Retype the whole listing, please, keeping every line exact and dropping the pictures.

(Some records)
#####

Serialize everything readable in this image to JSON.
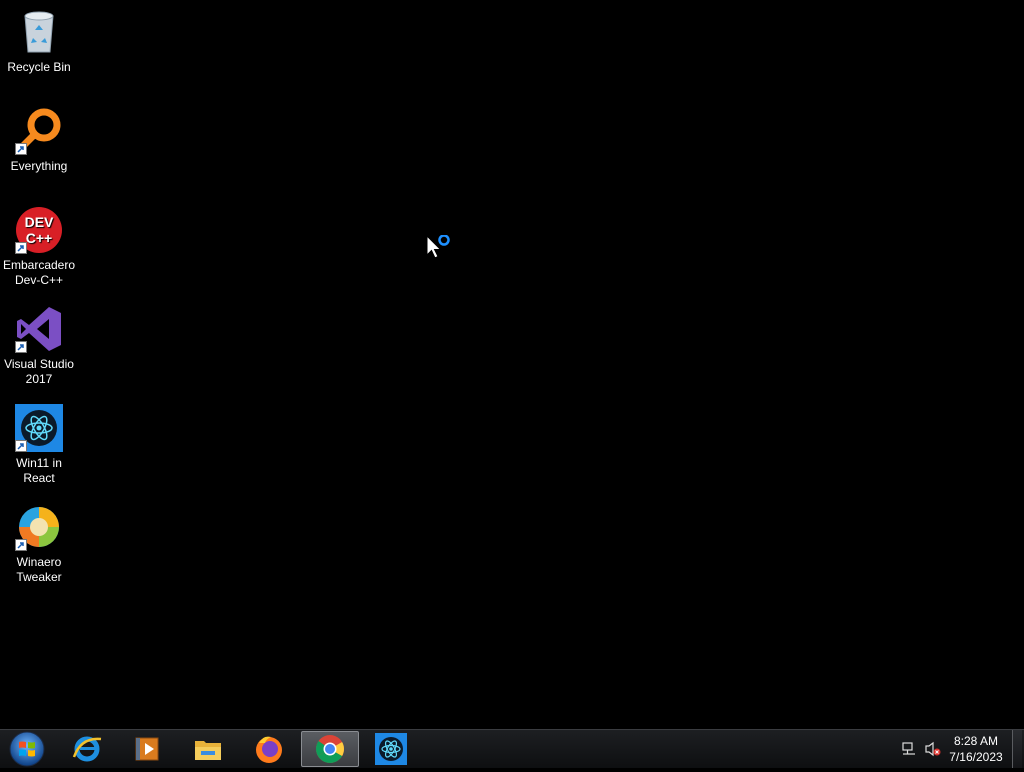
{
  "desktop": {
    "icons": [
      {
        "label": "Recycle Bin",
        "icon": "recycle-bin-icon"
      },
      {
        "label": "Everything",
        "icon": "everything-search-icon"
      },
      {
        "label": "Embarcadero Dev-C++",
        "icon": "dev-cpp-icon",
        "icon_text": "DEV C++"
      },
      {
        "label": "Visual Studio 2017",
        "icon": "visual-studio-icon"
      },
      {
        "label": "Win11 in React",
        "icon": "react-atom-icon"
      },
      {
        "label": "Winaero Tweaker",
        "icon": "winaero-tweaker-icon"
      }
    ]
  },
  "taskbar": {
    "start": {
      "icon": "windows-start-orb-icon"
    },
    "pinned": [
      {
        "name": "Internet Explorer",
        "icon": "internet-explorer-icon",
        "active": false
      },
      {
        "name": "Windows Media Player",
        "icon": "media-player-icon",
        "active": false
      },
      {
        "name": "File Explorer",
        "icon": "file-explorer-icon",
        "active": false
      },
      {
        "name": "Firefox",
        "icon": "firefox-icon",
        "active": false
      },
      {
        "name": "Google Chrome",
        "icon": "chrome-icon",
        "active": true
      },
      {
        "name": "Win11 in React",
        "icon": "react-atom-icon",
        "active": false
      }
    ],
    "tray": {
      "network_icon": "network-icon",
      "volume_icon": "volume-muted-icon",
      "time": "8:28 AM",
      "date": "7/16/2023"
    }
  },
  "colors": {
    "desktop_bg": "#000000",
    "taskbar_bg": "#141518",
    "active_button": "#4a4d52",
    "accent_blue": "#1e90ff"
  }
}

#####

Finished task:
Serialize everything readable in this image to JSON.
{
  "desktop": {
    "icons": [
      {
        "label": "Recycle Bin",
        "icon": "recycle-bin-icon"
      },
      {
        "label": "Everything",
        "icon": "everything-search-icon"
      },
      {
        "label": "Embarcadero Dev-C++",
        "icon": "dev-cpp-icon",
        "icon_text": "DEV C++"
      },
      {
        "label": "Visual Studio 2017",
        "icon": "visual-studio-icon"
      },
      {
        "label": "Win11 in React",
        "icon": "react-atom-icon"
      },
      {
        "label": "Winaero Tweaker",
        "icon": "winaero-tweaker-icon"
      }
    ]
  },
  "taskbar": {
    "start": {
      "icon": "windows-start-orb-icon"
    },
    "pinned": [
      {
        "name": "Internet Explorer",
        "icon": "internet-explorer-icon",
        "active": false
      },
      {
        "name": "Windows Media Player",
        "icon": "media-player-icon",
        "active": false
      },
      {
        "name": "File Explorer",
        "icon": "file-explorer-icon",
        "active": false
      },
      {
        "name": "Firefox",
        "icon": "firefox-icon",
        "active": false
      },
      {
        "name": "Google Chrome",
        "icon": "chrome-icon",
        "active": true
      },
      {
        "name": "Win11 in React",
        "icon": "react-atom-icon",
        "active": false
      }
    ],
    "tray": {
      "network_icon": "network-icon",
      "volume_icon": "volume-muted-icon",
      "time": "8:28 AM",
      "date": "7/16/2023"
    }
  },
  "colors": {
    "desktop_bg": "#000000",
    "taskbar_bg": "#141518",
    "active_button": "#4a4d52",
    "accent_blue": "#1e90ff"
  }
}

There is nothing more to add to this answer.